Records supplied>

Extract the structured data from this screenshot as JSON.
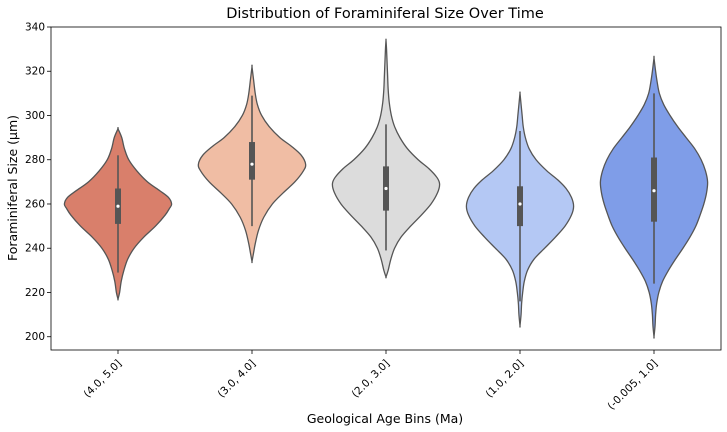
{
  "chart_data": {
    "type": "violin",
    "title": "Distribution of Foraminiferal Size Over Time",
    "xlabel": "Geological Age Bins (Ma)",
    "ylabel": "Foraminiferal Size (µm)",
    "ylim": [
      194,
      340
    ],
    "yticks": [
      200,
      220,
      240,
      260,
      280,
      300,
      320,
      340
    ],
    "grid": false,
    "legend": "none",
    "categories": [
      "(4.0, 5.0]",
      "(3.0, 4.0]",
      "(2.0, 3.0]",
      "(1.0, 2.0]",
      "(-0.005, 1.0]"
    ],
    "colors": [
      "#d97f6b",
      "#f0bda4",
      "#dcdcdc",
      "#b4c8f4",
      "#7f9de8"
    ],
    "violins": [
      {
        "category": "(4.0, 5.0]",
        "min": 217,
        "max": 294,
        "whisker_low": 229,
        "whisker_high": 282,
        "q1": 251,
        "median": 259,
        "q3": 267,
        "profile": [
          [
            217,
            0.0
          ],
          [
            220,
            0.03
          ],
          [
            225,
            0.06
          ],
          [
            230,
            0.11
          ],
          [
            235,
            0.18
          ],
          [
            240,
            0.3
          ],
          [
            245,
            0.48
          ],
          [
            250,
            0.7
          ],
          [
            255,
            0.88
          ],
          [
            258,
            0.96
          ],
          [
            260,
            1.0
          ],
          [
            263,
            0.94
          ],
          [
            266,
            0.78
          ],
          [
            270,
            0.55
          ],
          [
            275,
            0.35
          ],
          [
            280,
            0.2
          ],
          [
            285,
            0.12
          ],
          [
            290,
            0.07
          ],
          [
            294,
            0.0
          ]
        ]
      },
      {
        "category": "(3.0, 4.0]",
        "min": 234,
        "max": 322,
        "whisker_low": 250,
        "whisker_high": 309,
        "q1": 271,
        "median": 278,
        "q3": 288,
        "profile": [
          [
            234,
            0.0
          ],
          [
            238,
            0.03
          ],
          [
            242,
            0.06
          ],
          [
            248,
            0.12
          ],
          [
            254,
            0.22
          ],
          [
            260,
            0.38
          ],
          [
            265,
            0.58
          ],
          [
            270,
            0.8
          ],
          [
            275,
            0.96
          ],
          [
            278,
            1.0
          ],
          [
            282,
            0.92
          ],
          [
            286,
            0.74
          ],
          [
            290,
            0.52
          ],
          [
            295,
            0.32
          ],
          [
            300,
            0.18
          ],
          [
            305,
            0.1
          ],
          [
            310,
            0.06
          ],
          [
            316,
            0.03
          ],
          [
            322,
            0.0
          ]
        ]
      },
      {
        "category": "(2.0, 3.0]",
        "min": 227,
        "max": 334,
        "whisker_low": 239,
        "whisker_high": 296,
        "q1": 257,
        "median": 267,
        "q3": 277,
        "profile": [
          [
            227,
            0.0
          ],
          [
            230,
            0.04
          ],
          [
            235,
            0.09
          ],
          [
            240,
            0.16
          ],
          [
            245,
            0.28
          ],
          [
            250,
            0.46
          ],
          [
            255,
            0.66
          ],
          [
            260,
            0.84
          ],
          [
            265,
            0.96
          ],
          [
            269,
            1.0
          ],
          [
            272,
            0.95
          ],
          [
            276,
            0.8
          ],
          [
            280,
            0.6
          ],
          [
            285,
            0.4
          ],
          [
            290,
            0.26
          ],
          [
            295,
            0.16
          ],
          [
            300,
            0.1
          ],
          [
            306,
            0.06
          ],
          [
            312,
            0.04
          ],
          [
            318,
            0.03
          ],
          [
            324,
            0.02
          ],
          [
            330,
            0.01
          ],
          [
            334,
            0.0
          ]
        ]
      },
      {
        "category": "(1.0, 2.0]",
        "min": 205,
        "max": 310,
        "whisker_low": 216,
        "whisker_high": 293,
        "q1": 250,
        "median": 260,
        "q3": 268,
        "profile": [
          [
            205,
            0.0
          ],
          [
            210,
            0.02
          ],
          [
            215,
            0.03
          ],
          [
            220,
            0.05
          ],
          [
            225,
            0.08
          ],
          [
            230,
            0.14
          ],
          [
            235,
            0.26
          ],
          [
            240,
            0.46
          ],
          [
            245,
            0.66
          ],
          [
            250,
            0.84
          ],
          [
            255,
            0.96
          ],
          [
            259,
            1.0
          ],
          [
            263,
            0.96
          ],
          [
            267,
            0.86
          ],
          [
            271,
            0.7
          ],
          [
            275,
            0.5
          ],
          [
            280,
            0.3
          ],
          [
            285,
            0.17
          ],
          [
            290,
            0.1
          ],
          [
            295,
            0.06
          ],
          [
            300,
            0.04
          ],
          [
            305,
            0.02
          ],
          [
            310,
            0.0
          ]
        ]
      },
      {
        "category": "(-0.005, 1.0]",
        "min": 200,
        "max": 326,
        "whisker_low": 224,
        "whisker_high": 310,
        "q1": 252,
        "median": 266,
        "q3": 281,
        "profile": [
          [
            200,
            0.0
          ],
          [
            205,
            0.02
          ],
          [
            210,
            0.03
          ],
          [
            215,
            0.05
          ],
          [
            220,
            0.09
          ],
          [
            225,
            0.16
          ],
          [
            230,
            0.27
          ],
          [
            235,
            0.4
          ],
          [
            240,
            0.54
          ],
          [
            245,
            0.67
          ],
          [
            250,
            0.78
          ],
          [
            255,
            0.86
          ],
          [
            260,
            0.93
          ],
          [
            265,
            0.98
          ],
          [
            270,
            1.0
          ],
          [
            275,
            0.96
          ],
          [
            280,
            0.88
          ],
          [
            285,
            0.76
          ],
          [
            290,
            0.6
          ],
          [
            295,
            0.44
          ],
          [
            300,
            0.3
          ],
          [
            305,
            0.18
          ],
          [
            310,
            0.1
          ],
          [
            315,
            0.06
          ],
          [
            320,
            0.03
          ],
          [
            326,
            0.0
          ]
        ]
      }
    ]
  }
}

Your instructions>
Transcribe the material as is, with images omitted.

Exercise response>
Extract the structured data from this screenshot as JSON.
{
  "chart_data": {
    "type": "violin",
    "title": "Distribution of Foraminiferal Size Over Time",
    "xlabel": "Geological Age Bins (Ma)",
    "ylabel": "Foraminiferal Size (µm)",
    "ylim": [
      194,
      340
    ],
    "yticks": [
      200,
      220,
      240,
      260,
      280,
      300,
      320,
      340
    ],
    "grid": false,
    "legend": "none",
    "categories": [
      "(4.0, 5.0]",
      "(3.0, 4.0]",
      "(2.0, 3.0]",
      "(1.0, 2.0]",
      "(-0.005, 1.0]"
    ],
    "colors": [
      "#d97f6b",
      "#f0bda4",
      "#dcdcdc",
      "#b4c8f4",
      "#7f9de8"
    ],
    "violins": [
      {
        "category": "(4.0, 5.0]",
        "min": 217,
        "max": 294,
        "whisker_low": 229,
        "whisker_high": 282,
        "q1": 251,
        "median": 259,
        "q3": 267,
        "profile": [
          [
            217,
            0.0
          ],
          [
            220,
            0.03
          ],
          [
            225,
            0.06
          ],
          [
            230,
            0.11
          ],
          [
            235,
            0.18
          ],
          [
            240,
            0.3
          ],
          [
            245,
            0.48
          ],
          [
            250,
            0.7
          ],
          [
            255,
            0.88
          ],
          [
            258,
            0.96
          ],
          [
            260,
            1.0
          ],
          [
            263,
            0.94
          ],
          [
            266,
            0.78
          ],
          [
            270,
            0.55
          ],
          [
            275,
            0.35
          ],
          [
            280,
            0.2
          ],
          [
            285,
            0.12
          ],
          [
            290,
            0.07
          ],
          [
            294,
            0.0
          ]
        ]
      },
      {
        "category": "(3.0, 4.0]",
        "min": 234,
        "max": 322,
        "whisker_low": 250,
        "whisker_high": 309,
        "q1": 271,
        "median": 278,
        "q3": 288,
        "profile": [
          [
            234,
            0.0
          ],
          [
            238,
            0.03
          ],
          [
            242,
            0.06
          ],
          [
            248,
            0.12
          ],
          [
            254,
            0.22
          ],
          [
            260,
            0.38
          ],
          [
            265,
            0.58
          ],
          [
            270,
            0.8
          ],
          [
            275,
            0.96
          ],
          [
            278,
            1.0
          ],
          [
            282,
            0.92
          ],
          [
            286,
            0.74
          ],
          [
            290,
            0.52
          ],
          [
            295,
            0.32
          ],
          [
            300,
            0.18
          ],
          [
            305,
            0.1
          ],
          [
            310,
            0.06
          ],
          [
            316,
            0.03
          ],
          [
            322,
            0.0
          ]
        ]
      },
      {
        "category": "(2.0, 3.0]",
        "min": 227,
        "max": 334,
        "whisker_low": 239,
        "whisker_high": 296,
        "q1": 257,
        "median": 267,
        "q3": 277,
        "profile": [
          [
            227,
            0.0
          ],
          [
            230,
            0.04
          ],
          [
            235,
            0.09
          ],
          [
            240,
            0.16
          ],
          [
            245,
            0.28
          ],
          [
            250,
            0.46
          ],
          [
            255,
            0.66
          ],
          [
            260,
            0.84
          ],
          [
            265,
            0.96
          ],
          [
            269,
            1.0
          ],
          [
            272,
            0.95
          ],
          [
            276,
            0.8
          ],
          [
            280,
            0.6
          ],
          [
            285,
            0.4
          ],
          [
            290,
            0.26
          ],
          [
            295,
            0.16
          ],
          [
            300,
            0.1
          ],
          [
            306,
            0.06
          ],
          [
            312,
            0.04
          ],
          [
            318,
            0.03
          ],
          [
            324,
            0.02
          ],
          [
            330,
            0.01
          ],
          [
            334,
            0.0
          ]
        ]
      },
      {
        "category": "(1.0, 2.0]",
        "min": 205,
        "max": 310,
        "whisker_low": 216,
        "whisker_high": 293,
        "q1": 250,
        "median": 260,
        "q3": 268,
        "profile": [
          [
            205,
            0.0
          ],
          [
            210,
            0.02
          ],
          [
            215,
            0.03
          ],
          [
            220,
            0.05
          ],
          [
            225,
            0.08
          ],
          [
            230,
            0.14
          ],
          [
            235,
            0.26
          ],
          [
            240,
            0.46
          ],
          [
            245,
            0.66
          ],
          [
            250,
            0.84
          ],
          [
            255,
            0.96
          ],
          [
            259,
            1.0
          ],
          [
            263,
            0.96
          ],
          [
            267,
            0.86
          ],
          [
            271,
            0.7
          ],
          [
            275,
            0.5
          ],
          [
            280,
            0.3
          ],
          [
            285,
            0.17
          ],
          [
            290,
            0.1
          ],
          [
            295,
            0.06
          ],
          [
            300,
            0.04
          ],
          [
            305,
            0.02
          ],
          [
            310,
            0.0
          ]
        ]
      },
      {
        "category": "(-0.005, 1.0]",
        "min": 200,
        "max": 326,
        "whisker_low": 224,
        "whisker_high": 310,
        "q1": 252,
        "median": 266,
        "q3": 281,
        "profile": [
          [
            200,
            0.0
          ],
          [
            205,
            0.02
          ],
          [
            210,
            0.03
          ],
          [
            215,
            0.05
          ],
          [
            220,
            0.09
          ],
          [
            225,
            0.16
          ],
          [
            230,
            0.27
          ],
          [
            235,
            0.4
          ],
          [
            240,
            0.54
          ],
          [
            245,
            0.67
          ],
          [
            250,
            0.78
          ],
          [
            255,
            0.86
          ],
          [
            260,
            0.93
          ],
          [
            265,
            0.98
          ],
          [
            270,
            1.0
          ],
          [
            275,
            0.96
          ],
          [
            280,
            0.88
          ],
          [
            285,
            0.76
          ],
          [
            290,
            0.6
          ],
          [
            295,
            0.44
          ],
          [
            300,
            0.3
          ],
          [
            305,
            0.18
          ],
          [
            310,
            0.1
          ],
          [
            315,
            0.06
          ],
          [
            320,
            0.03
          ],
          [
            326,
            0.0
          ]
        ]
      }
    ]
  }
}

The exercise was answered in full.